Extract every record, exactly as written, and ignore the pictures.

Material for this exercise -

- - -

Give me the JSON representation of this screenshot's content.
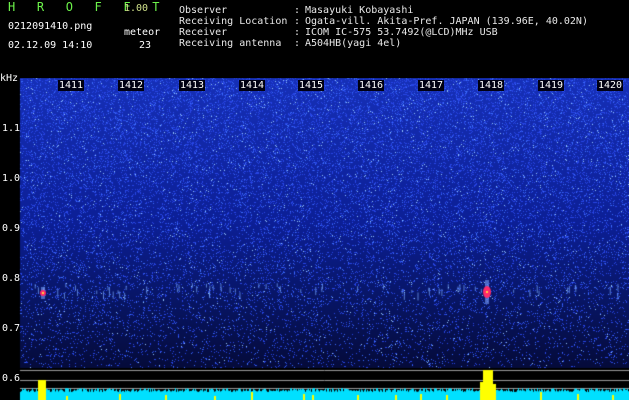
{
  "header": {
    "app_title": "H R O F F T",
    "app_version": "1.00",
    "file_name": "0212091410.png",
    "timestamp": "02.12.09 14:10",
    "meteor_label": "meteor",
    "meteor_count": "23",
    "info": [
      {
        "key": "Observer",
        "sep": ":",
        "value": "Masayuki Kobayashi"
      },
      {
        "key": "Receiving Location",
        "sep": ":",
        "value": "Ogata-vill. Akita-Pref. JAPAN (139.96E, 40.02N)"
      },
      {
        "key": "Receiver",
        "sep": ":",
        "value": "ICOM IC-575 53.7492(@LCD)MHz USB"
      },
      {
        "key": "Receiving antenna",
        "sep": ":",
        "value": "A504HB(yagi 4el)"
      }
    ]
  },
  "spectrogram": {
    "y_unit": "kHz",
    "y_ticks": [
      "1.1",
      "1.0",
      "0.9",
      "0.8",
      "0.7",
      "0.6"
    ],
    "x_ticks": [
      "1411",
      "1412",
      "1413",
      "1414",
      "1415",
      "1416",
      "1417",
      "1418",
      "1419",
      "1420"
    ],
    "colors": {
      "background": "#0a1a8c",
      "noise": "#3a5cff",
      "echo": "#ff2a6a",
      "level": "#ffff00",
      "baseline": "#00e0ff"
    }
  }
}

- - -

Final result -
Give me the JSON representation of this screenshot's content.
{
  "header": {
    "app_title": "H R O F F T",
    "app_version": "1.00",
    "file_name": "0212091410.png",
    "timestamp": "02.12.09 14:10",
    "meteor_label": "meteor",
    "meteor_count": "23",
    "info": [
      {
        "key": "Observer",
        "sep": ":",
        "value": "Masayuki Kobayashi"
      },
      {
        "key": "Receiving Location",
        "sep": ":",
        "value": "Ogata-vill. Akita-Pref. JAPAN (139.96E, 40.02N)"
      },
      {
        "key": "Receiver",
        "sep": ":",
        "value": "ICOM IC-575 53.7492(@LCD)MHz USB"
      },
      {
        "key": "Receiving antenna",
        "sep": ":",
        "value": "A504HB(yagi 4el)"
      }
    ]
  },
  "spectrogram": {
    "y_unit": "kHz",
    "y_ticks": [
      "1.1",
      "1.0",
      "0.9",
      "0.8",
      "0.7",
      "0.6"
    ],
    "x_ticks": [
      "1411",
      "1412",
      "1413",
      "1414",
      "1415",
      "1416",
      "1417",
      "1418",
      "1419",
      "1420"
    ],
    "colors": {
      "background": "#0a1a8c",
      "noise": "#3a5cff",
      "echo": "#ff2a6a",
      "level": "#ffff00",
      "baseline": "#00e0ff"
    }
  }
}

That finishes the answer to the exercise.